◆ Task material:
####################
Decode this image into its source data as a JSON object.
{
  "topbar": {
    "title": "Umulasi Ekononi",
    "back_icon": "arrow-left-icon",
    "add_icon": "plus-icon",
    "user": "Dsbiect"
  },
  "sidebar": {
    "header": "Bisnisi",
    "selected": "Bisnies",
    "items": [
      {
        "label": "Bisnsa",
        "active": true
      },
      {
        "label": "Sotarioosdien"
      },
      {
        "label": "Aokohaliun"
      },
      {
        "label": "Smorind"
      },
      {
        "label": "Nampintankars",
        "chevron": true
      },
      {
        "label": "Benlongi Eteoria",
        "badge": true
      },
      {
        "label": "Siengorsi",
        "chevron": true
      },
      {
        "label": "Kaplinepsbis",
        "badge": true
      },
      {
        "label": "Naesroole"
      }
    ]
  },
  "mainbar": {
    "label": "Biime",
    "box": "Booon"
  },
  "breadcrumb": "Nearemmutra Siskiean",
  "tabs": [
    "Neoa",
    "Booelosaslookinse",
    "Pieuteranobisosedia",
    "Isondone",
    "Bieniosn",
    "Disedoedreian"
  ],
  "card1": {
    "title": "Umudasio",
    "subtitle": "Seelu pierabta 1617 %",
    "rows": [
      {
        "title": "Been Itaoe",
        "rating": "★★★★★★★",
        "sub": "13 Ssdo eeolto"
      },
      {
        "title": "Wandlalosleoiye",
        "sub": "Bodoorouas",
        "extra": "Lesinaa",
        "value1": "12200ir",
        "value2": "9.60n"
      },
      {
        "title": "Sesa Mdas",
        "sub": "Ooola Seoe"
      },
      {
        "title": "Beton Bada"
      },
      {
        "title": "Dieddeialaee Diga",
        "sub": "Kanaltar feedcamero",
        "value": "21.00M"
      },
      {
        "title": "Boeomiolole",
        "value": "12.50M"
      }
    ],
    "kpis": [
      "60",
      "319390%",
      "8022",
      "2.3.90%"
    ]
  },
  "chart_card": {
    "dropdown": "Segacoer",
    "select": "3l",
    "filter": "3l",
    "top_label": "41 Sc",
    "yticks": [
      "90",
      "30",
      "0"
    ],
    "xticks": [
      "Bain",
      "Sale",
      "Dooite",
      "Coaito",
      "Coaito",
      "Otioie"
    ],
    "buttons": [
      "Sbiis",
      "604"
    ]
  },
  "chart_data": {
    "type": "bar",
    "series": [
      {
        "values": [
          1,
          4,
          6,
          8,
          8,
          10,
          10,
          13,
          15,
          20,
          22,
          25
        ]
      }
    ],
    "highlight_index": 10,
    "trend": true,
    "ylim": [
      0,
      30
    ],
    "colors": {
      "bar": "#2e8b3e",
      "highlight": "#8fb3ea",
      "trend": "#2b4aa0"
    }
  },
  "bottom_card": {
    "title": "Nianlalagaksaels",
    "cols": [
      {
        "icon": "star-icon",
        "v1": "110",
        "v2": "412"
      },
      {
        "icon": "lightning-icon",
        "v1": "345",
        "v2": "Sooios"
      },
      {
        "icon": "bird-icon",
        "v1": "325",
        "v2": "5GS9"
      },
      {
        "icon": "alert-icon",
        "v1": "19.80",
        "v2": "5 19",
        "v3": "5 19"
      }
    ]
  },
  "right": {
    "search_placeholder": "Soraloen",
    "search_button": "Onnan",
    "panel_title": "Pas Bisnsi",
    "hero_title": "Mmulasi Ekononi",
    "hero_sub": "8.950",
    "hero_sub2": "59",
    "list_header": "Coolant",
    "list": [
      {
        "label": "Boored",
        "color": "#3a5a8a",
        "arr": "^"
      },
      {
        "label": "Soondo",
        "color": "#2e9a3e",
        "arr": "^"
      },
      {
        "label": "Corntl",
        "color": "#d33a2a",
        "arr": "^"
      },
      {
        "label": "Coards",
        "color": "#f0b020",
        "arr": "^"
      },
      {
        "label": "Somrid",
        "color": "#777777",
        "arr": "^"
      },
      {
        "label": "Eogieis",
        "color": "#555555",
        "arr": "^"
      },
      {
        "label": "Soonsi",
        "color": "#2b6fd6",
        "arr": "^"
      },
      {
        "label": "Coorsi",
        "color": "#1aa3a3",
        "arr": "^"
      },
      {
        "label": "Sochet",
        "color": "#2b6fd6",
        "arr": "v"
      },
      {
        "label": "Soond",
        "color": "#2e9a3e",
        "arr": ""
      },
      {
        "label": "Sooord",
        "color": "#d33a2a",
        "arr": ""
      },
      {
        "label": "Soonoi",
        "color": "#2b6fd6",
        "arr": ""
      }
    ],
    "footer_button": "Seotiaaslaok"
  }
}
####################
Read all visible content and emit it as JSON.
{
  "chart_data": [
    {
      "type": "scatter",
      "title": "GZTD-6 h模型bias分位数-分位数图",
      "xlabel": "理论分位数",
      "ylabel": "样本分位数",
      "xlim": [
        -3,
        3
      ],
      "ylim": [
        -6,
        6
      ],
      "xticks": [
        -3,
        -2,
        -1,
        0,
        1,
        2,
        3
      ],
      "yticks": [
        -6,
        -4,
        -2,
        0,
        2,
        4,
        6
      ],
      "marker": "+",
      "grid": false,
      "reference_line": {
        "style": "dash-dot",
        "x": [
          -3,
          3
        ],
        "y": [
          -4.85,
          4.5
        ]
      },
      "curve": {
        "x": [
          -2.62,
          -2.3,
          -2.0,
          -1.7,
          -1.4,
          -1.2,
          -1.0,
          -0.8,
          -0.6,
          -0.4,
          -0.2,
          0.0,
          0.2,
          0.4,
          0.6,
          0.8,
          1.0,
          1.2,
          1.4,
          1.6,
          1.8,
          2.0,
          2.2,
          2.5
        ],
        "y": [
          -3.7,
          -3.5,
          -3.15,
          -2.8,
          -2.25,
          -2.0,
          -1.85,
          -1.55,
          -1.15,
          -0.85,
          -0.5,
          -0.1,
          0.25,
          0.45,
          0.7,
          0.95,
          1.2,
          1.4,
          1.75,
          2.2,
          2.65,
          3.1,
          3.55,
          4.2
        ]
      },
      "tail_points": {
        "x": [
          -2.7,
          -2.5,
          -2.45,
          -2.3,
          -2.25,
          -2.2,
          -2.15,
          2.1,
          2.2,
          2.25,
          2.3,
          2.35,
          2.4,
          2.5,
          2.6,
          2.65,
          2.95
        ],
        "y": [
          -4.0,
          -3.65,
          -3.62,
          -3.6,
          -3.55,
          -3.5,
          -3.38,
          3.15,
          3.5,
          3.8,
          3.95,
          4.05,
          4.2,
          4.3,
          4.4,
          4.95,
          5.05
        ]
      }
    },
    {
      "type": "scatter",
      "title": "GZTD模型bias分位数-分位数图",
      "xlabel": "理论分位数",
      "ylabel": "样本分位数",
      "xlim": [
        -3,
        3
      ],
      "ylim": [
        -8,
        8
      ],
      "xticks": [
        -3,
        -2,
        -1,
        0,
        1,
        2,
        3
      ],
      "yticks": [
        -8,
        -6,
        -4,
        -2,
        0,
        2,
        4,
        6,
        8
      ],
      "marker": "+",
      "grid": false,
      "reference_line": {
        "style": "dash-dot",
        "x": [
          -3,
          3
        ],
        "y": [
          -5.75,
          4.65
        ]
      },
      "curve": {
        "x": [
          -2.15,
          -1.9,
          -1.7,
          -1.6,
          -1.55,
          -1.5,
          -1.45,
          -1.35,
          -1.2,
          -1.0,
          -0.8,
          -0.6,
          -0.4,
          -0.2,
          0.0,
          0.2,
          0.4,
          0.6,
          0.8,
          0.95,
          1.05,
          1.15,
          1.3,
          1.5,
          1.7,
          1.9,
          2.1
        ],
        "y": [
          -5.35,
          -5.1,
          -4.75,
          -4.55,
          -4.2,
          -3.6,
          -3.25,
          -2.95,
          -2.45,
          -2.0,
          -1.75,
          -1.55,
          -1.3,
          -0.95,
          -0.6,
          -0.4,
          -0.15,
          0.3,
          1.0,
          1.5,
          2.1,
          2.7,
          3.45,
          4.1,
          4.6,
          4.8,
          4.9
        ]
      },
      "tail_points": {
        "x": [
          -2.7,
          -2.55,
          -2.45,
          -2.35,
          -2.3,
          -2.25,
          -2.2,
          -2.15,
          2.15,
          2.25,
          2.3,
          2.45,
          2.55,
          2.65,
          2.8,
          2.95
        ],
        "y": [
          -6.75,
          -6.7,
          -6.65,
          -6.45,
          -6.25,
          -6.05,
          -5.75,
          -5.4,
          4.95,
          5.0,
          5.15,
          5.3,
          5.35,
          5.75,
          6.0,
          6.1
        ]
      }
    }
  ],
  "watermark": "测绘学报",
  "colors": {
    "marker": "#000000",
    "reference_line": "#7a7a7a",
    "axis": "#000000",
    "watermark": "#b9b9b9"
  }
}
####################
◆ What you are asked to do: State how many lines in the entries above include the word "icon"; reply with the number alone.

◆ Response for this exercise: 6